Collected data =
******

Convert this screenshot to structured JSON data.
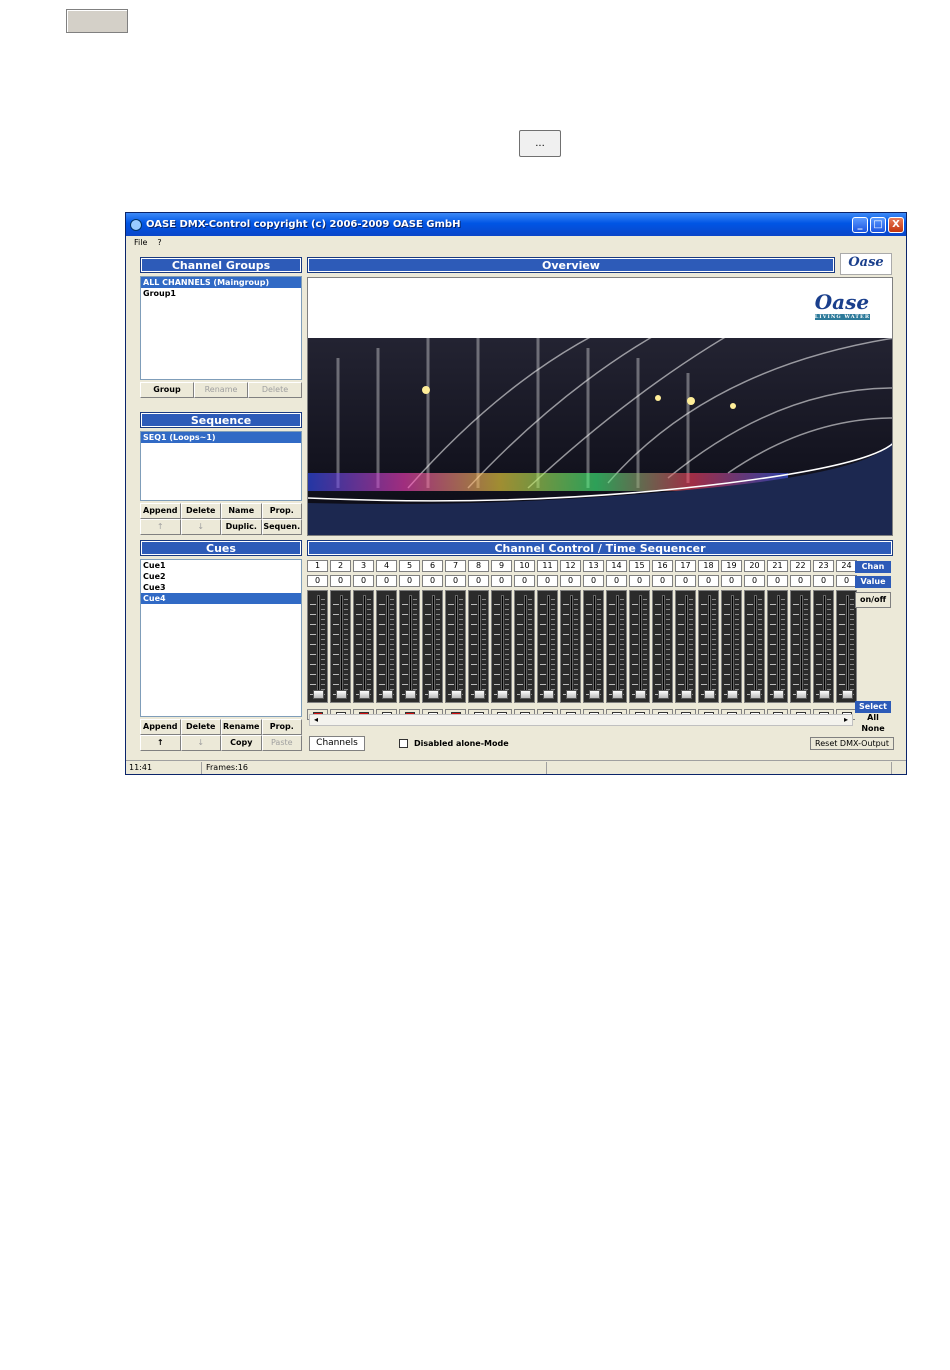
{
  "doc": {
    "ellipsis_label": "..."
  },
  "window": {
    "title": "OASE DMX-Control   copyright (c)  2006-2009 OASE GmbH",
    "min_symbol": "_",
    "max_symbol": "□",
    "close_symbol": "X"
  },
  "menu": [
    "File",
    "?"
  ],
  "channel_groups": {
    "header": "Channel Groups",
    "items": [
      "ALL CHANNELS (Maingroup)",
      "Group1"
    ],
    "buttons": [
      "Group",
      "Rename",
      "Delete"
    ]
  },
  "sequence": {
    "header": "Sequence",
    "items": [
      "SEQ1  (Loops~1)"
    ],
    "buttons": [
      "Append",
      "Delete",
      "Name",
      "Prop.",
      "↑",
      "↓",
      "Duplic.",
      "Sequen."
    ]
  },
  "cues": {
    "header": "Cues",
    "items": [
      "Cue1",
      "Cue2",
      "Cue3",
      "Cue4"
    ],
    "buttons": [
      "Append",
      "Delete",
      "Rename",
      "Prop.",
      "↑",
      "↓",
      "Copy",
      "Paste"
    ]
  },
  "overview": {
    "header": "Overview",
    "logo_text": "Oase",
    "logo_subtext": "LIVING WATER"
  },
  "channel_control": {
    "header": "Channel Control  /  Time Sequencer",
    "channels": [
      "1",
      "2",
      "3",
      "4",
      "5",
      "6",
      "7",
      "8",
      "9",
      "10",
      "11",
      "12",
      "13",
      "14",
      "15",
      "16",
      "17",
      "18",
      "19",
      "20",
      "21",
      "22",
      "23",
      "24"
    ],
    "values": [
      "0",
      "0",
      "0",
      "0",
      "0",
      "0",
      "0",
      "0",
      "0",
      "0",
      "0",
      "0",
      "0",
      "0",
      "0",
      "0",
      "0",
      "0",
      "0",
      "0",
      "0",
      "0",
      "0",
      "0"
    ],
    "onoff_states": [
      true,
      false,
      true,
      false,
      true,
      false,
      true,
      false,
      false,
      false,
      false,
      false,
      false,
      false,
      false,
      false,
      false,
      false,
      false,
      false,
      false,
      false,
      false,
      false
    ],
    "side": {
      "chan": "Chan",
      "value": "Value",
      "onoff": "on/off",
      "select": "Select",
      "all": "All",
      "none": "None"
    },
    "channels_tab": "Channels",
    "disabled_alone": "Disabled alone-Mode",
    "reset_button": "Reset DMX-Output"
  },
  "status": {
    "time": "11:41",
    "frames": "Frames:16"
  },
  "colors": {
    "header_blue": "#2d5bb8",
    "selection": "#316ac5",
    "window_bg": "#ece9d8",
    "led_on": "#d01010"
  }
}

******

Written request =
Extract the text of all the records above verbatim, excluding pictures.

Expected answer =
Convert this screenshot to structured JSON data.
{
  "doc": {
    "ellipsis_label": "..."
  },
  "window": {
    "title": "OASE DMX-Control   copyright (c)  2006-2009 OASE GmbH",
    "min_symbol": "_",
    "max_symbol": "□",
    "close_symbol": "X"
  },
  "menu": [
    "File",
    "?"
  ],
  "channel_groups": {
    "header": "Channel Groups",
    "items": [
      "ALL CHANNELS (Maingroup)",
      "Group1"
    ],
    "buttons": [
      "Group",
      "Rename",
      "Delete"
    ]
  },
  "sequence": {
    "header": "Sequence",
    "items": [
      "SEQ1  (Loops~1)"
    ],
    "buttons": [
      "Append",
      "Delete",
      "Name",
      "Prop.",
      "↑",
      "↓",
      "Duplic.",
      "Sequen."
    ]
  },
  "cues": {
    "header": "Cues",
    "items": [
      "Cue1",
      "Cue2",
      "Cue3",
      "Cue4"
    ],
    "buttons": [
      "Append",
      "Delete",
      "Rename",
      "Prop.",
      "↑",
      "↓",
      "Copy",
      "Paste"
    ]
  },
  "overview": {
    "header": "Overview",
    "logo_text": "Oase",
    "logo_subtext": "LIVING WATER"
  },
  "channel_control": {
    "header": "Channel Control  /  Time Sequencer",
    "channels": [
      "1",
      "2",
      "3",
      "4",
      "5",
      "6",
      "7",
      "8",
      "9",
      "10",
      "11",
      "12",
      "13",
      "14",
      "15",
      "16",
      "17",
      "18",
      "19",
      "20",
      "21",
      "22",
      "23",
      "24"
    ],
    "values": [
      "0",
      "0",
      "0",
      "0",
      "0",
      "0",
      "0",
      "0",
      "0",
      "0",
      "0",
      "0",
      "0",
      "0",
      "0",
      "0",
      "0",
      "0",
      "0",
      "0",
      "0",
      "0",
      "0",
      "0"
    ],
    "onoff_states": [
      true,
      false,
      true,
      false,
      true,
      false,
      true,
      false,
      false,
      false,
      false,
      false,
      false,
      false,
      false,
      false,
      false,
      false,
      false,
      false,
      false,
      false,
      false,
      false
    ],
    "side": {
      "chan": "Chan",
      "value": "Value",
      "onoff": "on/off",
      "select": "Select",
      "all": "All",
      "none": "None"
    },
    "channels_tab": "Channels",
    "disabled_alone": "Disabled alone-Mode",
    "reset_button": "Reset DMX-Output"
  },
  "status": {
    "time": "11:41",
    "frames": "Frames:16"
  },
  "colors": {
    "header_blue": "#2d5bb8",
    "selection": "#316ac5",
    "window_bg": "#ece9d8",
    "led_on": "#d01010"
  }
}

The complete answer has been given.